### Data for this exercise:

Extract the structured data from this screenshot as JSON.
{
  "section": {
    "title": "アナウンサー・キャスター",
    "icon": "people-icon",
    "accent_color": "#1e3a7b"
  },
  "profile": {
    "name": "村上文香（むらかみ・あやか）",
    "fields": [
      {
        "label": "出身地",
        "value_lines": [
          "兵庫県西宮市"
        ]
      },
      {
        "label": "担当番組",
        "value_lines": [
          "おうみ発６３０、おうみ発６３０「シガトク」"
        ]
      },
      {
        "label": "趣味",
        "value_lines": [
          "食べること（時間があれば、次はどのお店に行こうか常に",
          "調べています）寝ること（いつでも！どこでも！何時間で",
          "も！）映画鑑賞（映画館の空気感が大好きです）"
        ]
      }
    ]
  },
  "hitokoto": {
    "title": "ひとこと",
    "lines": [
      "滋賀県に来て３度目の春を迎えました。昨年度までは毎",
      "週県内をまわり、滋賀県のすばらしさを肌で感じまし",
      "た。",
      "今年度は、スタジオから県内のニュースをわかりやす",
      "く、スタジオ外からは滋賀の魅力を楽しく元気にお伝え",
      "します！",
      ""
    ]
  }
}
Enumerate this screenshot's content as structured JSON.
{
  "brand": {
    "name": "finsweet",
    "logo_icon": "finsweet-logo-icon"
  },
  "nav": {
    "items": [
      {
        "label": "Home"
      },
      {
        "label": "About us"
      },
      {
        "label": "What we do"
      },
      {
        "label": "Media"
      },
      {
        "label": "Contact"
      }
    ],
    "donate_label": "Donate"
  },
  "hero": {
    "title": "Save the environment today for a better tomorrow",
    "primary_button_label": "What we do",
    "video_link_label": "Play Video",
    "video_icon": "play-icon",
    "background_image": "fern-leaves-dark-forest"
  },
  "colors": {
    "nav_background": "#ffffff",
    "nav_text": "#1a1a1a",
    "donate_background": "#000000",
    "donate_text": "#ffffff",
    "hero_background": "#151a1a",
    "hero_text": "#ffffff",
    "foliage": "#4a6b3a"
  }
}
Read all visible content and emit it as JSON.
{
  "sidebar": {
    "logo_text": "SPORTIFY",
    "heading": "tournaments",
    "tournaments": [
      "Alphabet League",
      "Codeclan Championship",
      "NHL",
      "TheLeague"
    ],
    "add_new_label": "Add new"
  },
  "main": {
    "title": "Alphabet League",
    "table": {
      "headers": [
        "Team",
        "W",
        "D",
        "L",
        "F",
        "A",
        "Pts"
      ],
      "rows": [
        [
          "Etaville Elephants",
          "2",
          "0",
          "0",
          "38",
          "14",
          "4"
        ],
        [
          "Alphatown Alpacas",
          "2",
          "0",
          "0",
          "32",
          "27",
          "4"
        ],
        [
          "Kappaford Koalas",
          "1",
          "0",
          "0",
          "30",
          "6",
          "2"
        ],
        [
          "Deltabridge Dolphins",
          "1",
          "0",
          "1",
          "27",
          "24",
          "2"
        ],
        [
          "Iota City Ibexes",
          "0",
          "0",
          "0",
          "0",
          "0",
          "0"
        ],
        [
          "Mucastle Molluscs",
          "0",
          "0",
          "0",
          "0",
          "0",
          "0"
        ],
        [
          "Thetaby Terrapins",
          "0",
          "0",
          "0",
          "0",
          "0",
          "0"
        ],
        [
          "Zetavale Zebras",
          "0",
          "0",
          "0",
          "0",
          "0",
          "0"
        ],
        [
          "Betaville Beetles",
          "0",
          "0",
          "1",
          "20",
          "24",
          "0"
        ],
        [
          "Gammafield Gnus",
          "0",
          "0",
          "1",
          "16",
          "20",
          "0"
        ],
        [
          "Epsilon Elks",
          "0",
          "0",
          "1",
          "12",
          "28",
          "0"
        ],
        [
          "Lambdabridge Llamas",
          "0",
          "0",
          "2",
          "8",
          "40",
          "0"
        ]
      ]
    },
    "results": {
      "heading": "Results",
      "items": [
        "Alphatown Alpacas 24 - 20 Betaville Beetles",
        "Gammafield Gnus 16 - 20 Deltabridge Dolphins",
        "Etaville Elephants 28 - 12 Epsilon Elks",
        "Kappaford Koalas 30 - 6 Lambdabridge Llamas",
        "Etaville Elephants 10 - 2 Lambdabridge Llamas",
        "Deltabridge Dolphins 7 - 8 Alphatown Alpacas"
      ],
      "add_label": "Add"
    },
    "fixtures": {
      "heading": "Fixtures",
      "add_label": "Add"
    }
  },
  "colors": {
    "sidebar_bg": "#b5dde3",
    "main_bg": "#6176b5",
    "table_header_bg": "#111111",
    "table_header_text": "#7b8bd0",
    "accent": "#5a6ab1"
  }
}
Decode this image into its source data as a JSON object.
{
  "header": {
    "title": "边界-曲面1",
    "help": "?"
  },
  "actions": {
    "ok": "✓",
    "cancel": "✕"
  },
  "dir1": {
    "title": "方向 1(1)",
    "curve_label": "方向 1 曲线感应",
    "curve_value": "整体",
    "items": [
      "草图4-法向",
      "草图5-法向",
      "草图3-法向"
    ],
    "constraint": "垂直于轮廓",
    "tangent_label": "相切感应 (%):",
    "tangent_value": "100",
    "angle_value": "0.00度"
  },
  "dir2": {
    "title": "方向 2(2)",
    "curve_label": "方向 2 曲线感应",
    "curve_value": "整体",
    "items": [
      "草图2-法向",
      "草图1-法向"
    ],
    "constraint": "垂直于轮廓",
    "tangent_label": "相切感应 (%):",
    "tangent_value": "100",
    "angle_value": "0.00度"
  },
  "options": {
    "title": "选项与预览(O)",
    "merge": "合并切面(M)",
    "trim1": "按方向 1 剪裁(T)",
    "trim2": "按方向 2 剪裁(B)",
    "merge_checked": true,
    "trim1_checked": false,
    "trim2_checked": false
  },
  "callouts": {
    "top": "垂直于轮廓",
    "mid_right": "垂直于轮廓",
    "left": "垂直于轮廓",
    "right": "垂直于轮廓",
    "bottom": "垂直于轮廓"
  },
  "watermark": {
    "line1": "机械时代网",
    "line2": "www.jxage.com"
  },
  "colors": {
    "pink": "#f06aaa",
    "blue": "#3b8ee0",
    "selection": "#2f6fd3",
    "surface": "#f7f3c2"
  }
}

### Task to carry out:
Copy out every entry again, exactly as it was given.

### Problem solution:
Extract the structured data from this screenshot as JSON.
{
  "section": {
    "title": "アナウンサー・キャスター",
    "icon": "people-icon",
    "accent_color": "#1e3a7b"
  },
  "profile": {
    "name": "村上文香（むらかみ・あやか）",
    "fields": [
      {
        "label": "出身地",
        "value_lines": [
          "兵庫県西宮市"
        ]
      },
      {
        "label": "担当番組",
        "value_lines": [
          "おうみ発６３０、おうみ発６３０「シガトク」"
        ]
      },
      {
        "label": "趣味",
        "value_lines": [
          "食べること（時間があれば、次はどのお店に行こうか常に",
          "調べています）寝ること（いつでも！どこでも！何時間で",
          "も！）映画鑑賞（映画館の空気感が大好きです）"
        ]
      }
    ]
  },
  "hitokoto": {
    "title": "ひとこと",
    "lines": [
      "滋賀県に来て３度目の春を迎えました。昨年度までは毎",
      "週県内をまわり、滋賀県のすばらしさを肌で感じまし",
      "た。",
      "今年度は、スタジオから県内のニュースをわかりやす",
      "く、スタジオ外からは滋賀の魅力を楽しく元気にお伝え",
      "します！",
      ""
    ]
  }
}
Enumerate this screenshot's content as structured JSON.
{
  "brand": {
    "name": "finsweet",
    "logo_icon": "finsweet-logo-icon"
  },
  "nav": {
    "items": [
      {
        "label": "Home"
      },
      {
        "label": "About us"
      },
      {
        "label": "What we do"
      },
      {
        "label": "Media"
      },
      {
        "label": "Contact"
      }
    ],
    "donate_label": "Donate"
  },
  "hero": {
    "title": "Save the environment today for a better tomorrow",
    "primary_button_label": "What we do",
    "video_link_label": "Play Video",
    "video_icon": "play-icon",
    "background_image": "fern-leaves-dark-forest"
  },
  "colors": {
    "nav_background": "#ffffff",
    "nav_text": "#1a1a1a",
    "donate_background": "#000000",
    "donate_text": "#ffffff",
    "hero_background": "#151a1a",
    "hero_text": "#ffffff",
    "foliage": "#4a6b3a"
  }
}
Read all visible content and emit it as JSON.
{
  "sidebar": {
    "logo_text": "SPORTIFY",
    "heading": "tournaments",
    "tournaments": [
      "Alphabet League",
      "Codeclan Championship",
      "NHL",
      "TheLeague"
    ],
    "add_new_label": "Add new"
  },
  "main": {
    "title": "Alphabet League",
    "table": {
      "headers": [
        "Team",
        "W",
        "D",
        "L",
        "F",
        "A",
        "Pts"
      ],
      "rows": [
        [
          "Etaville Elephants",
          "2",
          "0",
          "0",
          "38",
          "14",
          "4"
        ],
        [
          "Alphatown Alpacas",
          "2",
          "0",
          "0",
          "32",
          "27",
          "4"
        ],
        [
          "Kappaford Koalas",
          "1",
          "0",
          "0",
          "30",
          "6",
          "2"
        ],
        [
          "Deltabridge Dolphins",
          "1",
          "0",
          "1",
          "27",
          "24",
          "2"
        ],
        [
          "Iota City Ibexes",
          "0",
          "0",
          "0",
          "0",
          "0",
          "0"
        ],
        [
          "Mucastle Molluscs",
          "0",
          "0",
          "0",
          "0",
          "0",
          "0"
        ],
        [
          "Thetaby Terrapins",
          "0",
          "0",
          "0",
          "0",
          "0",
          "0"
        ],
        [
          "Zetavale Zebras",
          "0",
          "0",
          "0",
          "0",
          "0",
          "0"
        ],
        [
          "Betaville Beetles",
          "0",
          "0",
          "1",
          "20",
          "24",
          "0"
        ],
        [
          "Gammafield Gnus",
          "0",
          "0",
          "1",
          "16",
          "20",
          "0"
        ],
        [
          "Epsilon Elks",
          "0",
          "0",
          "1",
          "12",
          "28",
          "0"
        ],
        [
          "Lambdabridge Llamas",
          "0",
          "0",
          "2",
          "8",
          "40",
          "0"
        ]
      ]
    },
    "results": {
      "heading": "Results",
      "items": [
        "Alphatown Alpacas 24 - 20 Betaville Beetles",
        "Gammafield Gnus 16 - 20 Deltabridge Dolphins",
        "Etaville Elephants 28 - 12 Epsilon Elks",
        "Kappaford Koalas 30 - 6 Lambdabridge Llamas",
        "Etaville Elephants 10 - 2 Lambdabridge Llamas",
        "Deltabridge Dolphins 7 - 8 Alphatown Alpacas"
      ],
      "add_label": "Add"
    },
    "fixtures": {
      "heading": "Fixtures",
      "add_label": "Add"
    }
  },
  "colors": {
    "sidebar_bg": "#b5dde3",
    "main_bg": "#6176b5",
    "table_header_bg": "#111111",
    "table_header_text": "#7b8bd0",
    "accent": "#5a6ab1"
  }
}
Decode this image into its source data as a JSON object.
{
  "header": {
    "title": "边界-曲面1",
    "help": "?"
  },
  "actions": {
    "ok": "✓",
    "cancel": "✕"
  },
  "dir1": {
    "title": "方向 1(1)",
    "curve_label": "方向 1 曲线感应",
    "curve_value": "整体",
    "items": [
      "草图4-法向",
      "草图5-法向",
      "草图3-法向"
    ],
    "constraint": "垂直于轮廓",
    "tangent_label": "相切感应 (%):",
    "tangent_value": "100",
    "angle_value": "0.00度"
  },
  "dir2": {
    "title": "方向 2(2)",
    "curve_label": "方向 2 曲线感应",
    "curve_value": "整体",
    "items": [
      "草图2-法向",
      "草图1-法向"
    ],
    "constraint": "垂直于轮廓",
    "tangent_label": "相切感应 (%):",
    "tangent_value": "100",
    "angle_value": "0.00度"
  },
  "options": {
    "title": "选项与预览(O)",
    "merge": "合并切面(M)",
    "trim1": "按方向 1 剪裁(T)",
    "trim2": "按方向 2 剪裁(B)",
    "merge_checked": true,
    "trim1_checked": false,
    "trim2_checked": false
  },
  "callouts": {
    "top": "垂直于轮廓",
    "mid_right": "垂直于轮廓",
    "left": "垂直于轮廓",
    "right": "垂直于轮廓",
    "bottom": "垂直于轮廓"
  },
  "watermark": {
    "line1": "机械时代网",
    "line2": "www.jxage.com"
  },
  "colors": {
    "pink": "#f06aaa",
    "blue": "#3b8ee0",
    "selection": "#2f6fd3",
    "surface": "#f7f3c2"
  }
}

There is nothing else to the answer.